■ **What is expected**: Update all of the material below by changing every "bar-end-cap" to "bar-tip", keep everything else the same, and omit the pictures.

■ **Task inputs**:
+ + + + + + +
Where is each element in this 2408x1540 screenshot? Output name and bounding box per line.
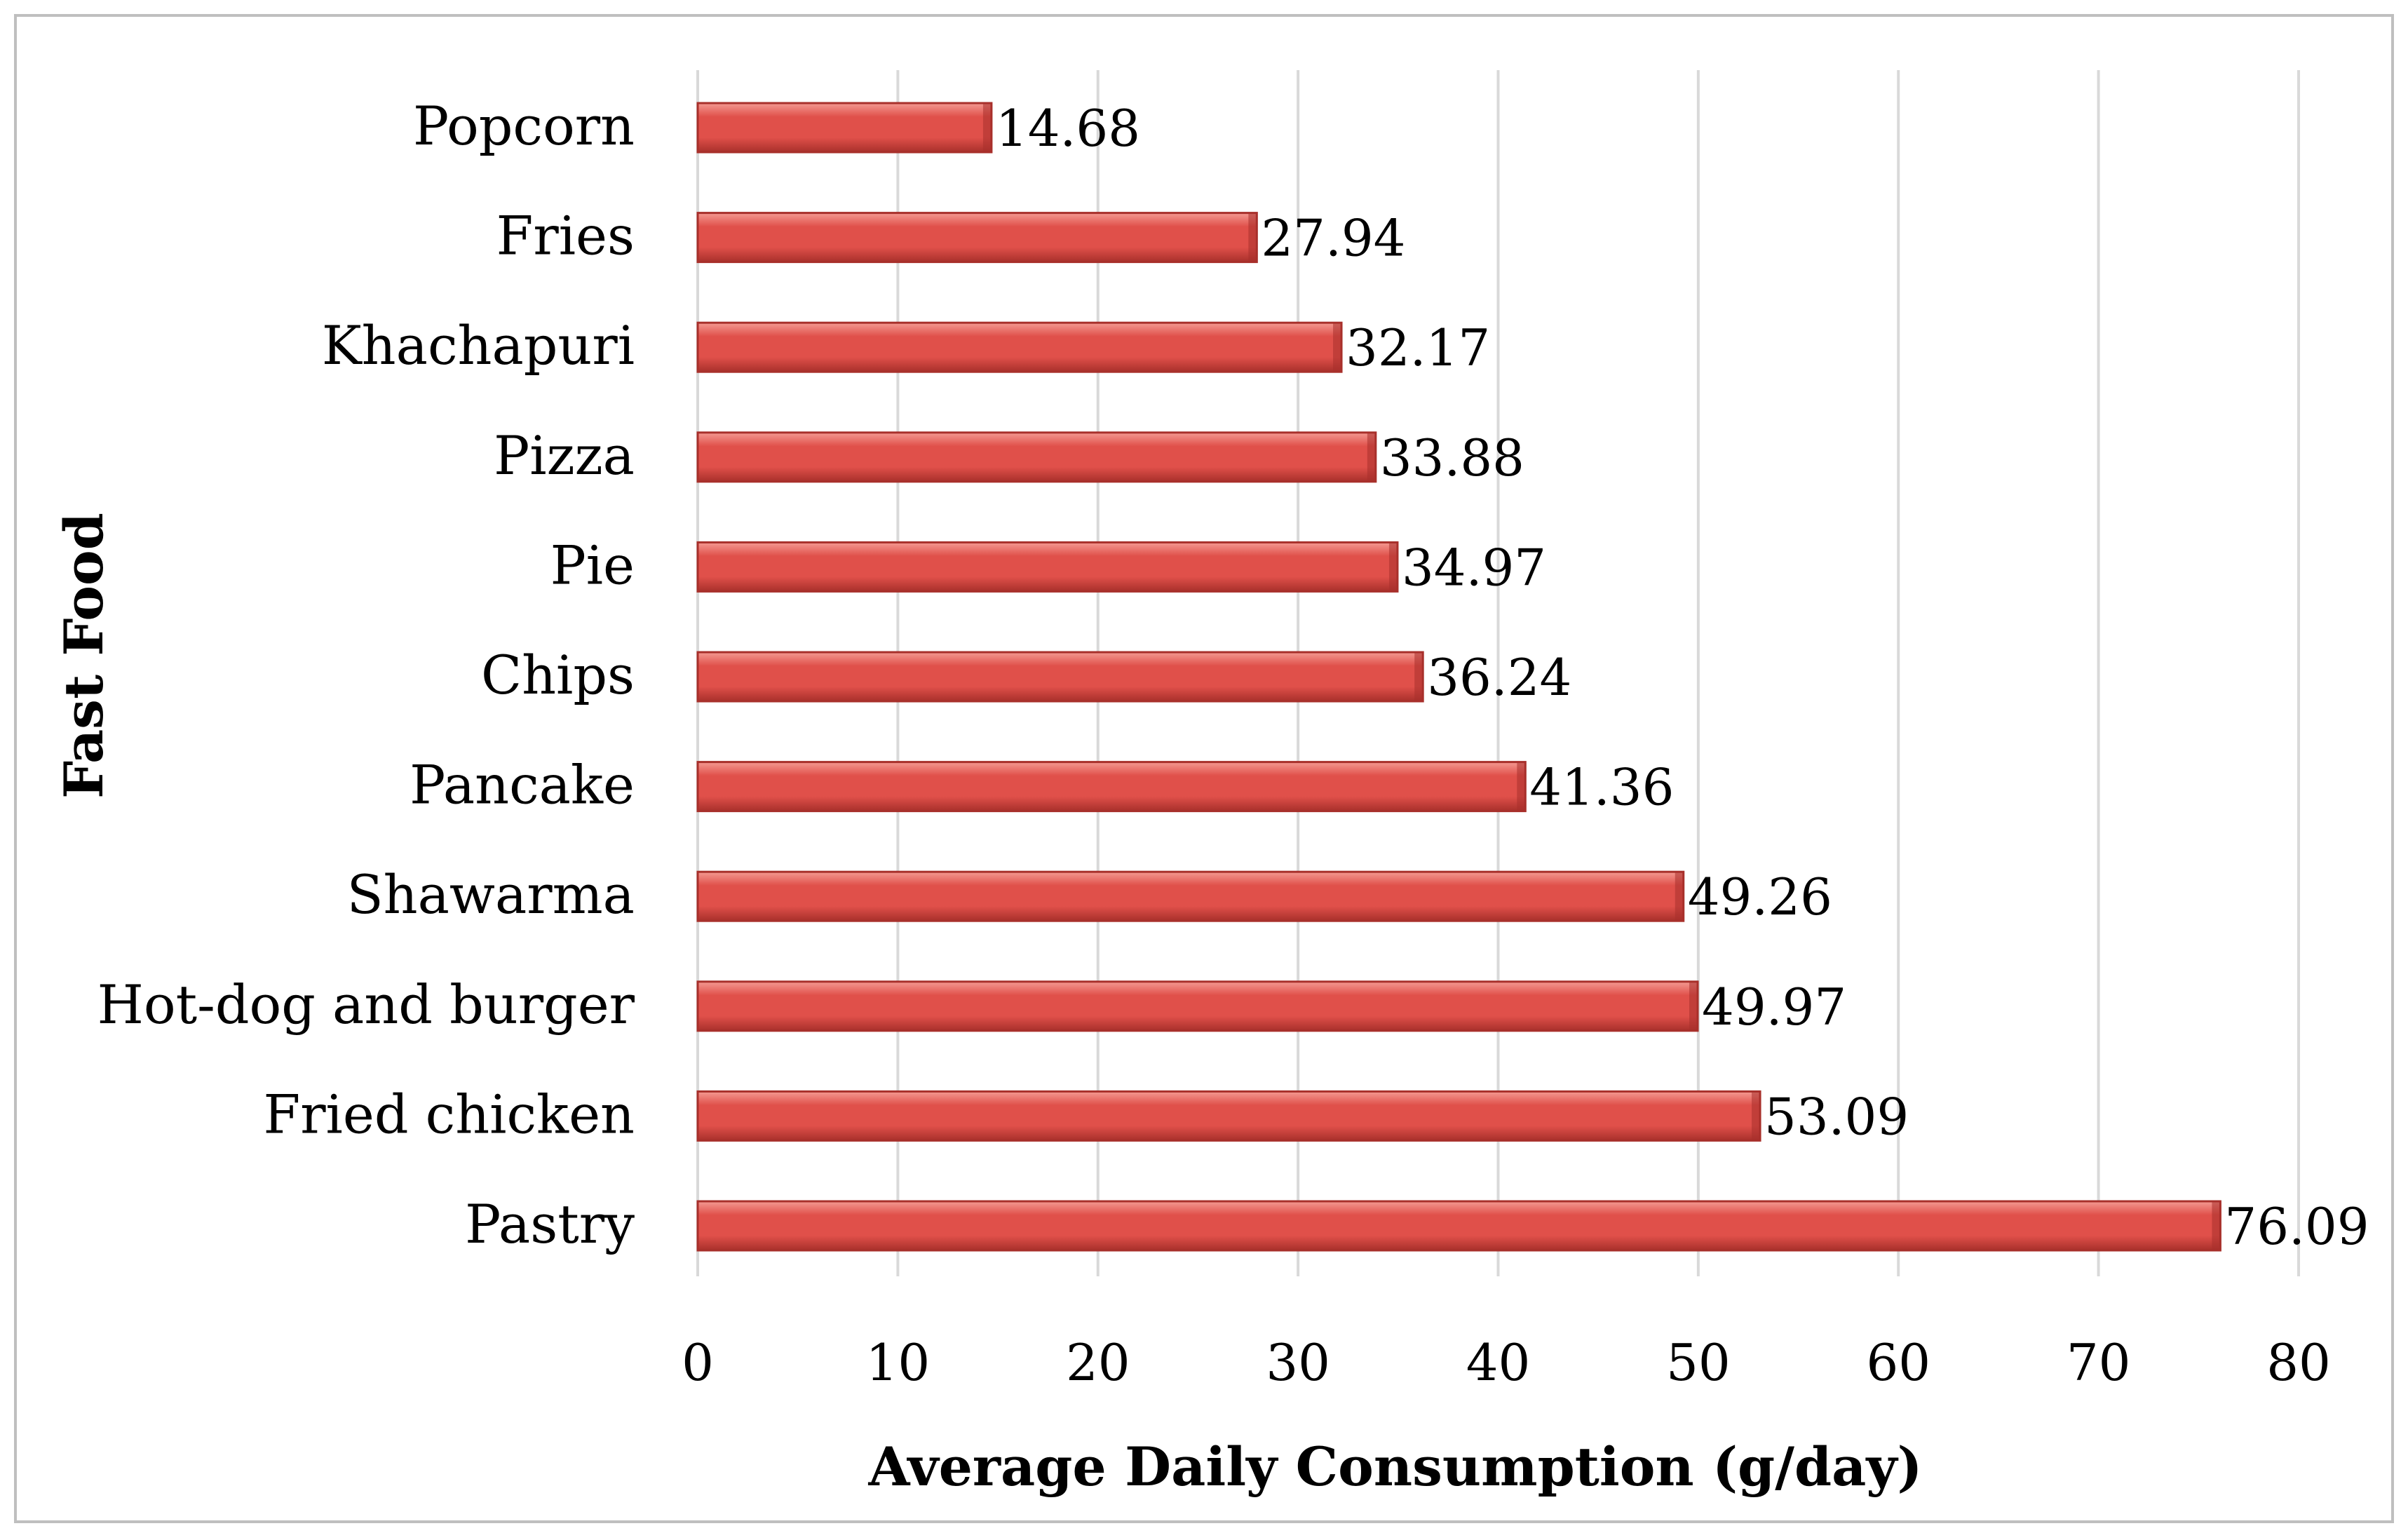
x-tick-label: 70 — [2067, 1333, 2131, 1392]
bar-value-label: 27.94 — [1261, 209, 1405, 268]
category-label: Pizza — [494, 424, 635, 487]
bar-end-cap — [1333, 323, 1342, 372]
bar-end-cap — [1517, 762, 1526, 811]
value-labels: 14.68 27.94 32.17 33.88 34.97 36.24 41.3649.26… — [996, 99, 2369, 1256]
bar-pancake — [696, 761, 1527, 813]
bar-pie — [696, 541, 1399, 593]
bar-value-label: 49.97 — [1702, 978, 1846, 1036]
bar-end-cap — [2212, 1201, 2221, 1250]
category-label: Fries — [496, 205, 635, 267]
x-tick-label: 0 — [682, 1333, 714, 1392]
category-label: Pastry — [465, 1193, 635, 1255]
bars — [696, 102, 2221, 1252]
bar-fries — [696, 212, 1258, 264]
x-tick-label: 30 — [1266, 1333, 1330, 1392]
bar-value-label: 32.17 — [1346, 318, 1490, 377]
gridlines — [696, 70, 2300, 1276]
bar-value-label: 49.26 — [1688, 867, 1832, 926]
bar-end-cap — [1414, 652, 1423, 701]
bar-end-cap — [1388, 542, 1398, 592]
category-label: Shawarma — [347, 863, 635, 926]
bar-value-label: 36.24 — [1427, 648, 1571, 707]
bar-value-label: 76.09 — [2224, 1197, 2369, 1256]
x-tick-label: 80 — [2266, 1333, 2331, 1392]
bar-pastry — [696, 1200, 2221, 1252]
x-axis-title: Average Daily Consumption (g/day) — [868, 1436, 1923, 1498]
category-label: Chips — [481, 644, 635, 706]
x-tick-label: 40 — [1466, 1333, 1531, 1392]
x-tick-label: 20 — [1066, 1333, 1130, 1392]
category-label: Popcorn — [413, 95, 635, 157]
bar-end-cap — [982, 103, 992, 152]
category-label: Khachapuri — [322, 314, 635, 377]
bar-khachapuri — [696, 321, 1343, 373]
x-tick-label: 50 — [1666, 1333, 1731, 1392]
bar-pizza — [696, 431, 1377, 483]
x-tick-labels: 0 10 20 30 40 50 60 70 80 — [682, 1333, 2331, 1392]
bar-value-label: 34.97 — [1402, 538, 1546, 597]
bar-end-cap — [1752, 1091, 1761, 1141]
category-label: Pie — [550, 534, 635, 596]
bar-popcorn — [696, 102, 993, 154]
bar-hot-dog-and-burger — [696, 980, 1699, 1032]
bar-value-label: 33.88 — [1380, 428, 1524, 487]
bar-fried-chicken — [696, 1090, 1761, 1142]
category-label: Hot-dog and burger — [97, 973, 635, 1036]
bar-end-cap — [1367, 432, 1376, 482]
bar-value-label: 14.68 — [996, 99, 1140, 158]
bar-end-cap — [1248, 212, 1257, 262]
x-tick-label: 10 — [866, 1333, 931, 1392]
bar-value-label: 53.09 — [1764, 1087, 1909, 1146]
x-tick-label: 60 — [1866, 1333, 1930, 1392]
bar-end-cap — [1689, 981, 1698, 1031]
bar-end-cap — [1675, 872, 1684, 921]
bar-value-label: 41.36 — [1529, 758, 1674, 817]
category-label: Fried chicken — [263, 1083, 635, 1145]
y-axis-title: Fast Food — [53, 513, 115, 799]
category-labels: Popcorn Fries Khachapuri Pizza Pie Chips Panca… — [97, 95, 635, 1255]
bar-chips — [696, 651, 1424, 703]
bar-shawarma — [696, 870, 1685, 922]
category-label: Pancake — [410, 754, 635, 816]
+ + + + + + +
■ **Problem solution**:
Where is each element in this 2408x1540 screenshot? Output name and bounding box per line.
x-tick-label: 70 — [2067, 1333, 2131, 1392]
bar-value-label: 27.94 — [1261, 209, 1405, 268]
category-label: Pizza — [494, 424, 635, 487]
bar-tip — [1333, 323, 1342, 372]
bar-tip — [1517, 762, 1526, 811]
value-labels: 14.68 27.94 32.17 33.88 34.97 36.24 41.3649.26… — [996, 99, 2369, 1256]
bar-pancake — [696, 761, 1527, 813]
bar-pie — [696, 541, 1399, 593]
bar-value-label: 49.97 — [1702, 978, 1846, 1036]
bar-tip — [2212, 1201, 2221, 1250]
category-label: Fries — [496, 205, 635, 267]
x-tick-label: 0 — [682, 1333, 714, 1392]
category-label: Pastry — [465, 1193, 635, 1255]
bars — [696, 102, 2221, 1252]
bar-fries — [696, 212, 1258, 264]
x-tick-label: 30 — [1266, 1333, 1330, 1392]
bar-value-label: 32.17 — [1346, 318, 1490, 377]
gridlines — [696, 70, 2300, 1276]
bar-value-label: 49.26 — [1688, 867, 1832, 926]
bar-tip — [1414, 652, 1423, 701]
bar-tip — [1388, 542, 1398, 592]
category-label: Shawarma — [347, 863, 635, 926]
bar-value-label: 36.24 — [1427, 648, 1571, 707]
bar-value-label: 76.09 — [2224, 1197, 2369, 1256]
x-tick-label: 80 — [2266, 1333, 2331, 1392]
bar-pastry — [696, 1200, 2221, 1252]
x-axis-title: Average Daily Consumption (g/day) — [868, 1436, 1923, 1498]
category-label: Chips — [481, 644, 635, 706]
x-tick-label: 40 — [1466, 1333, 1531, 1392]
x-tick-label: 20 — [1066, 1333, 1130, 1392]
category-label: Popcorn — [413, 95, 635, 157]
bar-tip — [982, 103, 992, 152]
category-label: Khachapuri — [322, 314, 635, 377]
bar-khachapuri — [696, 321, 1343, 373]
x-tick-label: 50 — [1666, 1333, 1731, 1392]
bar-pizza — [696, 431, 1377, 483]
x-tick-labels: 0 10 20 30 40 50 60 70 80 — [682, 1333, 2331, 1392]
bar-value-label: 34.97 — [1402, 538, 1546, 597]
bar-tip — [1752, 1091, 1761, 1141]
category-label: Pie — [550, 534, 635, 596]
bar-popcorn — [696, 102, 993, 154]
bar-hot-dog-and-burger — [696, 980, 1699, 1032]
bar-value-label: 33.88 — [1380, 428, 1524, 487]
bar-fried-chicken — [696, 1090, 1761, 1142]
category-label: Hot-dog and burger — [97, 973, 635, 1036]
bar-tip — [1367, 432, 1376, 482]
bar-value-label: 14.68 — [996, 99, 1140, 158]
bar-tip — [1248, 212, 1257, 262]
x-tick-label: 10 — [866, 1333, 931, 1392]
bar-value-label: 53.09 — [1764, 1087, 1909, 1146]
x-tick-label: 60 — [1866, 1333, 1930, 1392]
bar-tip — [1689, 981, 1698, 1031]
bar-tip — [1675, 872, 1684, 921]
bar-value-label: 41.36 — [1529, 758, 1674, 817]
category-label: Fried chicken — [263, 1083, 635, 1145]
y-axis-title: Fast Food — [53, 513, 115, 799]
category-labels: Popcorn Fries Khachapuri Pizza Pie Chips Panca… — [97, 95, 635, 1255]
bar-chips — [696, 651, 1424, 703]
bar-shawarma — [696, 870, 1685, 922]
category-label: Pancake — [410, 754, 635, 816]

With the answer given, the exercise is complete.